▶ [Task requirements]
How many lines of the entries below include the word "объекта"? Answer with the number alone.

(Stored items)
[Begin]
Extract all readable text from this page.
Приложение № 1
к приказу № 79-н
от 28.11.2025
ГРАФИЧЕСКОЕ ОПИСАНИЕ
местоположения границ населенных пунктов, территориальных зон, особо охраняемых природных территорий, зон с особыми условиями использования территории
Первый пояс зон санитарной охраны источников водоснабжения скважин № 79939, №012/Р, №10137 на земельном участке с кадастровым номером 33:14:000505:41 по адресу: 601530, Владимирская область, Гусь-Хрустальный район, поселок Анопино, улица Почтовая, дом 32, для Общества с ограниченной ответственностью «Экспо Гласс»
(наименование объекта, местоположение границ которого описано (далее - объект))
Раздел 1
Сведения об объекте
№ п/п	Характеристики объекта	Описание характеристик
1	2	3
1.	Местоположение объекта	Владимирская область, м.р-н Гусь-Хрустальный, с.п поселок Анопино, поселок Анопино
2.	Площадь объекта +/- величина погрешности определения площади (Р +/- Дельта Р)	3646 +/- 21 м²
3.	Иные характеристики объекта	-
[End]
▶ [Result below]
5